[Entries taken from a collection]
◇ ◇ ◇

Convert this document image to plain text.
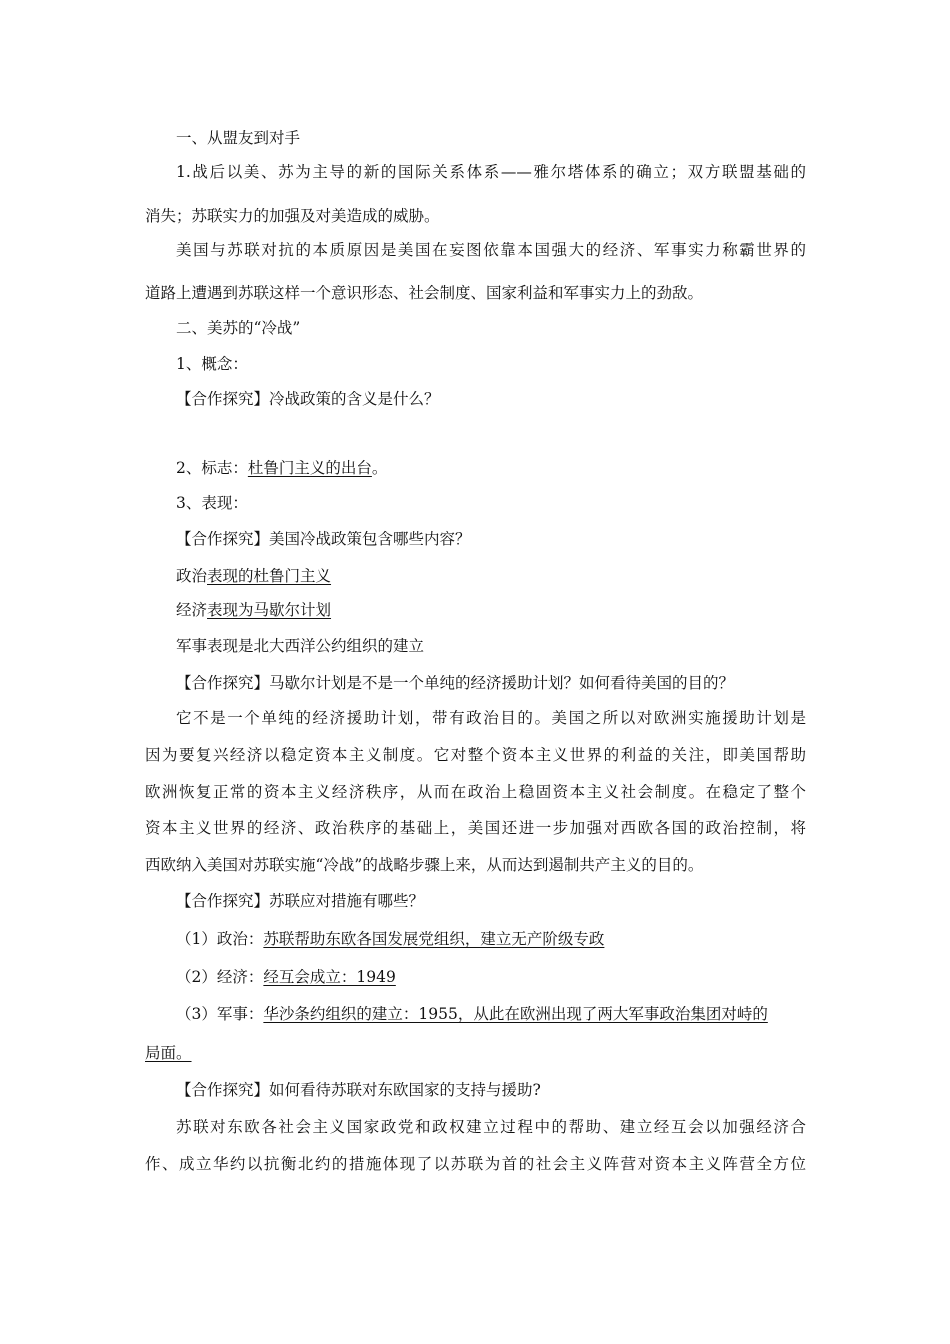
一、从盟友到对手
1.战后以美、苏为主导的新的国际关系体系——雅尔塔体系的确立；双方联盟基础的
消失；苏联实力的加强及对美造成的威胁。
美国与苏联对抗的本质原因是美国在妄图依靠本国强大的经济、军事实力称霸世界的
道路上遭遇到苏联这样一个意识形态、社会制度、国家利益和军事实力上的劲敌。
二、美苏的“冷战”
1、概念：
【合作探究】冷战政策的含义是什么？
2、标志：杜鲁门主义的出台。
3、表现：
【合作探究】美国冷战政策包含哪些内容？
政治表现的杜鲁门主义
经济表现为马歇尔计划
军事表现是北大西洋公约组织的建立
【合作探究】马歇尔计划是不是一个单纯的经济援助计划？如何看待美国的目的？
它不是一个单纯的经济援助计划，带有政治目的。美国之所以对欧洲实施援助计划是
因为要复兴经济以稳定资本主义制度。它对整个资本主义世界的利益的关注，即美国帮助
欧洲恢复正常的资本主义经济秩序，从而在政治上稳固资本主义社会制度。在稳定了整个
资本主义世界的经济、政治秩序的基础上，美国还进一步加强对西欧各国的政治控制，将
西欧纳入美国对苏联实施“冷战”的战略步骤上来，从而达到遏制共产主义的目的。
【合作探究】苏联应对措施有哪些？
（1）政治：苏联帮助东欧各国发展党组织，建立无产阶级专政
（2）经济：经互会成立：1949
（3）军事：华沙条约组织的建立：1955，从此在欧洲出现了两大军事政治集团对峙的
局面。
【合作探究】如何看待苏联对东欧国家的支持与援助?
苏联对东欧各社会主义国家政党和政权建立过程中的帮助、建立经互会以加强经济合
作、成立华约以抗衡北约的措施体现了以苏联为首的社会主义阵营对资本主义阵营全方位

◇ ◇ ◇

**WHAT YOU WILL DO**
Pictures excluded, quote all the data above exactly.

**RESULT OF THIS TASK**
Convert this document image to plain text.
一、从盟友到对手
1.战后以美、苏为主导的新的国际关系体系——雅尔塔体系的确立；双方联盟基础的
消失；苏联实力的加强及对美造成的威胁。
美国与苏联对抗的本质原因是美国在妄图依靠本国强大的经济、军事实力称霸世界的
道路上遭遇到苏联这样一个意识形态、社会制度、国家利益和军事实力上的劲敌。
二、美苏的“冷战”
1、概念：
【合作探究】冷战政策的含义是什么？
2、标志：杜鲁门主义的出台。
3、表现：
【合作探究】美国冷战政策包含哪些内容？
政治表现的杜鲁门主义
经济表现为马歇尔计划
军事表现是北大西洋公约组织的建立
【合作探究】马歇尔计划是不是一个单纯的经济援助计划？如何看待美国的目的？
它不是一个单纯的经济援助计划，带有政治目的。美国之所以对欧洲实施援助计划是
因为要复兴经济以稳定资本主义制度。它对整个资本主义世界的利益的关注，即美国帮助
欧洲恢复正常的资本主义经济秩序，从而在政治上稳固资本主义社会制度。在稳定了整个
资本主义世界的经济、政治秩序的基础上，美国还进一步加强对西欧各国的政治控制，将
西欧纳入美国对苏联实施“冷战”的战略步骤上来，从而达到遏制共产主义的目的。
【合作探究】苏联应对措施有哪些？
（1）政治：苏联帮助东欧各国发展党组织，建立无产阶级专政
（2）经济：经互会成立：1949
（3）军事：华沙条约组织的建立：1955，从此在欧洲出现了两大军事政治集团对峙的
局面。
【合作探究】如何看待苏联对东欧国家的支持与援助?
苏联对东欧各社会主义国家政党和政权建立过程中的帮助、建立经互会以加强经济合
作、成立华约以抗衡北约的措施体现了以苏联为首的社会主义阵营对资本主义阵营全方位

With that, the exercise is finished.